• **Problem description**
Your answer should be every line below that includes the word "Duration".

** Material for this task follows **

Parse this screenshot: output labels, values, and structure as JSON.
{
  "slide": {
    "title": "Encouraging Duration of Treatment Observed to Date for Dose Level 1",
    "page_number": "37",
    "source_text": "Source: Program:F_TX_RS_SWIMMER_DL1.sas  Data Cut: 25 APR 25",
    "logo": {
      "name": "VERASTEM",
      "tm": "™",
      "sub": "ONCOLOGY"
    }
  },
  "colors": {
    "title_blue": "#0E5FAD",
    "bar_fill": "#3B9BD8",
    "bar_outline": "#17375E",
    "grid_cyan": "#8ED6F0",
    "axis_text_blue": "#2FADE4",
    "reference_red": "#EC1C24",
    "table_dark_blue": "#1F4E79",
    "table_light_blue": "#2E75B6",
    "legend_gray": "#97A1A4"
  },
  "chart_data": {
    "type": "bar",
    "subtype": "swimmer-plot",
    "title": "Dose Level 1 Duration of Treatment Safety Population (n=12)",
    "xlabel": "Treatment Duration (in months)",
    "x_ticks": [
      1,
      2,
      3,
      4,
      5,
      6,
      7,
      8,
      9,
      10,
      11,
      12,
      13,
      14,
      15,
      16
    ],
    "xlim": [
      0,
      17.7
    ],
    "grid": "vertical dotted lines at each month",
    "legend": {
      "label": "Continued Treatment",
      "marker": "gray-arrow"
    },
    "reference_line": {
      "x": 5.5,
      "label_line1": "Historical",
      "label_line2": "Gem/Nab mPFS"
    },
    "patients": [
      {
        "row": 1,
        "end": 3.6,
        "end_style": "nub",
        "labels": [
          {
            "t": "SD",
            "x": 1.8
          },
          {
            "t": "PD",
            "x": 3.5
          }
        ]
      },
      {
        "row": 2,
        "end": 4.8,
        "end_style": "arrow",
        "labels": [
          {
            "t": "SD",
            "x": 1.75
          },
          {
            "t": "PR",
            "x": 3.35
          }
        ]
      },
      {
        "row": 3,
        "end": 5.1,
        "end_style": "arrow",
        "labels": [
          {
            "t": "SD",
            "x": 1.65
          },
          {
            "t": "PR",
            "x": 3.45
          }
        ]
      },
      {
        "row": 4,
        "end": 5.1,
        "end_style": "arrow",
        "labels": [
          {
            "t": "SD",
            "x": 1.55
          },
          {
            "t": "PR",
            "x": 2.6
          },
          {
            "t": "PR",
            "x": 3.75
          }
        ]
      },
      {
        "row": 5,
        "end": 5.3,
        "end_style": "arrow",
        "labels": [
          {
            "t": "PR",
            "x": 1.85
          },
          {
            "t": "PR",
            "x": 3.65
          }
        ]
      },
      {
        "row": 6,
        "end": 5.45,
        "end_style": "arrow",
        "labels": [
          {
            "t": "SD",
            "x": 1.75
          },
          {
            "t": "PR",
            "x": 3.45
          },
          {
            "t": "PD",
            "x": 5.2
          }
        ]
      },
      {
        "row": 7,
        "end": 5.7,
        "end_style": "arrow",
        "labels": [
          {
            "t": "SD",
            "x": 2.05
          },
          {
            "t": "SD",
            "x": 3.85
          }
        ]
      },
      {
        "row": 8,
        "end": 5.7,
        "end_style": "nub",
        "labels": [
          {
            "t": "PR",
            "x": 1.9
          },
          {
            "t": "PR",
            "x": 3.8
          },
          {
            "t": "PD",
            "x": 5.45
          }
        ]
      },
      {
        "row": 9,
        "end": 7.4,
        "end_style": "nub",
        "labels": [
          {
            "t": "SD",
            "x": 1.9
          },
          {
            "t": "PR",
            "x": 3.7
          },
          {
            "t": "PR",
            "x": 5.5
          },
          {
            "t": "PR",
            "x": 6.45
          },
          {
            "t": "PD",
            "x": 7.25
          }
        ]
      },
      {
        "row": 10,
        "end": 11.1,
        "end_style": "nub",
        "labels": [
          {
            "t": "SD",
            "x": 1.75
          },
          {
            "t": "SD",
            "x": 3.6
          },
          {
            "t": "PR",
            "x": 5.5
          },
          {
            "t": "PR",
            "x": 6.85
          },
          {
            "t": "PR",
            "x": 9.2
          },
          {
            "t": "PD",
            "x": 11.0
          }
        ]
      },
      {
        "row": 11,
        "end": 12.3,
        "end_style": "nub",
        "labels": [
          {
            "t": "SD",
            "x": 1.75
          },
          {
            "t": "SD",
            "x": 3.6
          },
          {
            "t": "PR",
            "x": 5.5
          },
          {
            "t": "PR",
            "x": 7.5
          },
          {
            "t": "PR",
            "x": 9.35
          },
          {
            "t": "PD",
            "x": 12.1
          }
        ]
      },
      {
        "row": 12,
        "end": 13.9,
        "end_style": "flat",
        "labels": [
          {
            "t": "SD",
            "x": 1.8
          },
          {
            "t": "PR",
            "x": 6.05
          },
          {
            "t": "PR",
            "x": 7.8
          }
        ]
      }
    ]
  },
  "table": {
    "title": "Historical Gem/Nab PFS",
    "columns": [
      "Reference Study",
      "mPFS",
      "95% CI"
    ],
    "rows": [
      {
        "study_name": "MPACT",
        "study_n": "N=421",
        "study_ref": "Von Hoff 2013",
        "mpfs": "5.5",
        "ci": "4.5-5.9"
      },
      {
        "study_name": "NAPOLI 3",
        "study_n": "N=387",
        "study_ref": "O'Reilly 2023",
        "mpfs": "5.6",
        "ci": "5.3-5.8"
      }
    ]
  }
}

** End of Material for this task **

• **Solution for this exercise**
    "title": "Encouraging Duration of Treatment Observed to Date for Dose Level 1",
    "title": "Dose Level 1 Duration of Treatment Safety Population (n=12)",
    "xlabel": "Treatment Duration (in months)",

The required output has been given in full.